**The exercise:** Can you copy out the data exactly? Leave the images out.

**Material provided:**

====

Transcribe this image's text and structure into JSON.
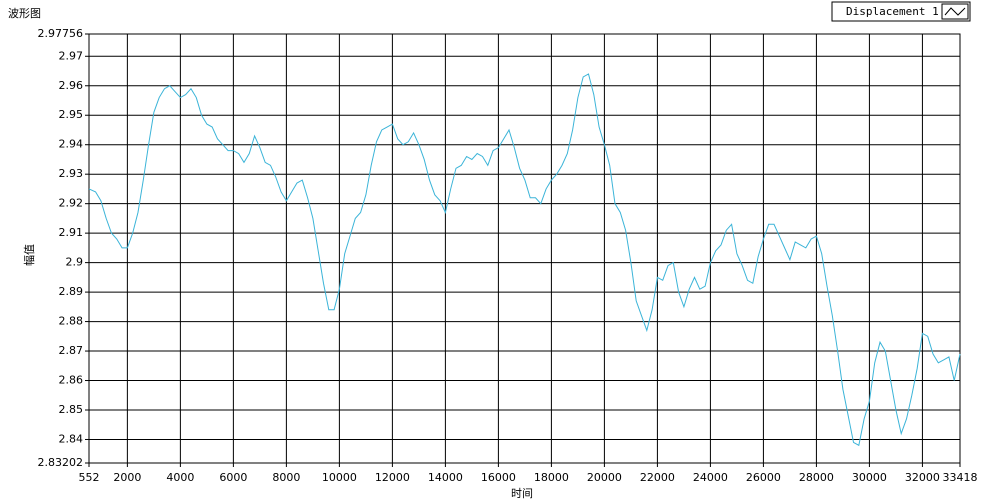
{
  "chart_data": {
    "type": "line",
    "title": "波形图",
    "x_label": "时间",
    "y_label": "幅值",
    "xlim": [
      552,
      33418
    ],
    "ylim": [
      2.83202,
      2.97756
    ],
    "xticks": [
      552,
      2000,
      4000,
      6000,
      8000,
      10000,
      12000,
      14000,
      16000,
      18000,
      20000,
      22000,
      24000,
      26000,
      28000,
      30000,
      32000,
      33418
    ],
    "yticks": [
      2.83202,
      2.84,
      2.85,
      2.86,
      2.87,
      2.88,
      2.89,
      2.9,
      2.91,
      2.92,
      2.93,
      2.94,
      2.95,
      2.96,
      2.97,
      2.97756
    ],
    "grid": true,
    "x": [
      552,
      800,
      1000,
      1200,
      1400,
      1600,
      1800,
      2000,
      2200,
      2400,
      2600,
      2800,
      3000,
      3200,
      3400,
      3600,
      3800,
      4000,
      4200,
      4400,
      4600,
      4800,
      5000,
      5200,
      5400,
      5600,
      5800,
      6000,
      6200,
      6400,
      6600,
      6800,
      7000,
      7200,
      7400,
      7600,
      7800,
      8000,
      8200,
      8400,
      8600,
      8800,
      9000,
      9200,
      9400,
      9600,
      9800,
      10000,
      10200,
      10400,
      10600,
      10800,
      11000,
      11200,
      11400,
      11600,
      11800,
      12000,
      12200,
      12400,
      12600,
      12800,
      13000,
      13200,
      13400,
      13600,
      13800,
      14000,
      14200,
      14400,
      14600,
      14800,
      15000,
      15200,
      15400,
      15600,
      15800,
      16000,
      16200,
      16400,
      16600,
      16800,
      17000,
      17200,
      17400,
      17600,
      17800,
      18000,
      18200,
      18400,
      18600,
      18800,
      19000,
      19200,
      19400,
      19600,
      19800,
      20000,
      20200,
      20400,
      20600,
      20800,
      21000,
      21200,
      21400,
      21600,
      21800,
      22000,
      22200,
      22400,
      22600,
      22800,
      23000,
      23200,
      23400,
      23600,
      23800,
      24000,
      24200,
      24400,
      24600,
      24800,
      25000,
      25200,
      25400,
      25600,
      25800,
      26000,
      26200,
      26400,
      26600,
      26800,
      27000,
      27200,
      27400,
      27600,
      27800,
      28000,
      28200,
      28400,
      28600,
      28800,
      29000,
      29200,
      29400,
      29600,
      29800,
      30000,
      30200,
      30400,
      30600,
      30800,
      31000,
      31200,
      31400,
      31600,
      31800,
      32000,
      32200,
      32400,
      32600,
      32800,
      33000,
      33200,
      33418
    ],
    "series": [
      {
        "name": "Displacement 1",
        "color": "#3bb4d8",
        "values": [
          2.925,
          2.924,
          2.921,
          2.915,
          2.91,
          2.908,
          2.905,
          2.905,
          2.91,
          2.917,
          2.928,
          2.94,
          2.951,
          2.956,
          2.959,
          2.96,
          2.958,
          2.956,
          2.957,
          2.959,
          2.956,
          2.95,
          2.947,
          2.946,
          2.942,
          2.94,
          2.938,
          2.938,
          2.937,
          2.934,
          2.937,
          2.943,
          2.939,
          2.934,
          2.933,
          2.929,
          2.924,
          2.921,
          2.924,
          2.927,
          2.928,
          2.922,
          2.915,
          2.904,
          2.893,
          2.884,
          2.884,
          2.891,
          2.903,
          2.909,
          2.915,
          2.917,
          2.923,
          2.933,
          2.941,
          2.945,
          2.946,
          2.947,
          2.942,
          2.94,
          2.941,
          2.944,
          2.94,
          2.935,
          2.928,
          2.923,
          2.921,
          2.917,
          2.925,
          2.932,
          2.933,
          2.936,
          2.935,
          2.937,
          2.936,
          2.933,
          2.938,
          2.939,
          2.942,
          2.945,
          2.939,
          2.932,
          2.928,
          2.922,
          2.922,
          2.92,
          2.925,
          2.928,
          2.93,
          2.933,
          2.937,
          2.945,
          2.956,
          2.963,
          2.964,
          2.957,
          2.946,
          2.94,
          2.933,
          2.92,
          2.917,
          2.911,
          2.9,
          2.887,
          2.882,
          2.877,
          2.884,
          2.895,
          2.894,
          2.899,
          2.9,
          2.89,
          2.885,
          2.891,
          2.895,
          2.891,
          2.892,
          2.9,
          2.904,
          2.906,
          2.911,
          2.913,
          2.903,
          2.899,
          2.894,
          2.893,
          2.902,
          2.908,
          2.913,
          2.913,
          2.909,
          2.905,
          2.901,
          2.907,
          2.906,
          2.905,
          2.908,
          2.909,
          2.903,
          2.892,
          2.882,
          2.87,
          2.857,
          2.848,
          2.839,
          2.838,
          2.847,
          2.853,
          2.866,
          2.873,
          2.87,
          2.86,
          2.85,
          2.842,
          2.847,
          2.855,
          2.864,
          2.876,
          2.875,
          2.869,
          2.866,
          2.867,
          2.868,
          2.86,
          2.869
        ]
      }
    ]
  }
}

====

**Full solution:**
Transcribe this image's text and structure into JSON.
{
  "chart_data": {
    "type": "line",
    "title": "波形图",
    "x_label": "时间",
    "y_label": "幅值",
    "xlim": [
      552,
      33418
    ],
    "ylim": [
      2.83202,
      2.97756
    ],
    "xticks": [
      552,
      2000,
      4000,
      6000,
      8000,
      10000,
      12000,
      14000,
      16000,
      18000,
      20000,
      22000,
      24000,
      26000,
      28000,
      30000,
      32000,
      33418
    ],
    "yticks": [
      2.83202,
      2.84,
      2.85,
      2.86,
      2.87,
      2.88,
      2.89,
      2.9,
      2.91,
      2.92,
      2.93,
      2.94,
      2.95,
      2.96,
      2.97,
      2.97756
    ],
    "grid": true,
    "x": [
      552,
      800,
      1000,
      1200,
      1400,
      1600,
      1800,
      2000,
      2200,
      2400,
      2600,
      2800,
      3000,
      3200,
      3400,
      3600,
      3800,
      4000,
      4200,
      4400,
      4600,
      4800,
      5000,
      5200,
      5400,
      5600,
      5800,
      6000,
      6200,
      6400,
      6600,
      6800,
      7000,
      7200,
      7400,
      7600,
      7800,
      8000,
      8200,
      8400,
      8600,
      8800,
      9000,
      9200,
      9400,
      9600,
      9800,
      10000,
      10200,
      10400,
      10600,
      10800,
      11000,
      11200,
      11400,
      11600,
      11800,
      12000,
      12200,
      12400,
      12600,
      12800,
      13000,
      13200,
      13400,
      13600,
      13800,
      14000,
      14200,
      14400,
      14600,
      14800,
      15000,
      15200,
      15400,
      15600,
      15800,
      16000,
      16200,
      16400,
      16600,
      16800,
      17000,
      17200,
      17400,
      17600,
      17800,
      18000,
      18200,
      18400,
      18600,
      18800,
      19000,
      19200,
      19400,
      19600,
      19800,
      20000,
      20200,
      20400,
      20600,
      20800,
      21000,
      21200,
      21400,
      21600,
      21800,
      22000,
      22200,
      22400,
      22600,
      22800,
      23000,
      23200,
      23400,
      23600,
      23800,
      24000,
      24200,
      24400,
      24600,
      24800,
      25000,
      25200,
      25400,
      25600,
      25800,
      26000,
      26200,
      26400,
      26600,
      26800,
      27000,
      27200,
      27400,
      27600,
      27800,
      28000,
      28200,
      28400,
      28600,
      28800,
      29000,
      29200,
      29400,
      29600,
      29800,
      30000,
      30200,
      30400,
      30600,
      30800,
      31000,
      31200,
      31400,
      31600,
      31800,
      32000,
      32200,
      32400,
      32600,
      32800,
      33000,
      33200,
      33418
    ],
    "series": [
      {
        "name": "Displacement 1",
        "color": "#3bb4d8",
        "values": [
          2.925,
          2.924,
          2.921,
          2.915,
          2.91,
          2.908,
          2.905,
          2.905,
          2.91,
          2.917,
          2.928,
          2.94,
          2.951,
          2.956,
          2.959,
          2.96,
          2.958,
          2.956,
          2.957,
          2.959,
          2.956,
          2.95,
          2.947,
          2.946,
          2.942,
          2.94,
          2.938,
          2.938,
          2.937,
          2.934,
          2.937,
          2.943,
          2.939,
          2.934,
          2.933,
          2.929,
          2.924,
          2.921,
          2.924,
          2.927,
          2.928,
          2.922,
          2.915,
          2.904,
          2.893,
          2.884,
          2.884,
          2.891,
          2.903,
          2.909,
          2.915,
          2.917,
          2.923,
          2.933,
          2.941,
          2.945,
          2.946,
          2.947,
          2.942,
          2.94,
          2.941,
          2.944,
          2.94,
          2.935,
          2.928,
          2.923,
          2.921,
          2.917,
          2.925,
          2.932,
          2.933,
          2.936,
          2.935,
          2.937,
          2.936,
          2.933,
          2.938,
          2.939,
          2.942,
          2.945,
          2.939,
          2.932,
          2.928,
          2.922,
          2.922,
          2.92,
          2.925,
          2.928,
          2.93,
          2.933,
          2.937,
          2.945,
          2.956,
          2.963,
          2.964,
          2.957,
          2.946,
          2.94,
          2.933,
          2.92,
          2.917,
          2.911,
          2.9,
          2.887,
          2.882,
          2.877,
          2.884,
          2.895,
          2.894,
          2.899,
          2.9,
          2.89,
          2.885,
          2.891,
          2.895,
          2.891,
          2.892,
          2.9,
          2.904,
          2.906,
          2.911,
          2.913,
          2.903,
          2.899,
          2.894,
          2.893,
          2.902,
          2.908,
          2.913,
          2.913,
          2.909,
          2.905,
          2.901,
          2.907,
          2.906,
          2.905,
          2.908,
          2.909,
          2.903,
          2.892,
          2.882,
          2.87,
          2.857,
          2.848,
          2.839,
          2.838,
          2.847,
          2.853,
          2.866,
          2.873,
          2.87,
          2.86,
          2.85,
          2.842,
          2.847,
          2.855,
          2.864,
          2.876,
          2.875,
          2.869,
          2.866,
          2.867,
          2.868,
          2.86,
          2.869
        ]
      }
    ]
  }
}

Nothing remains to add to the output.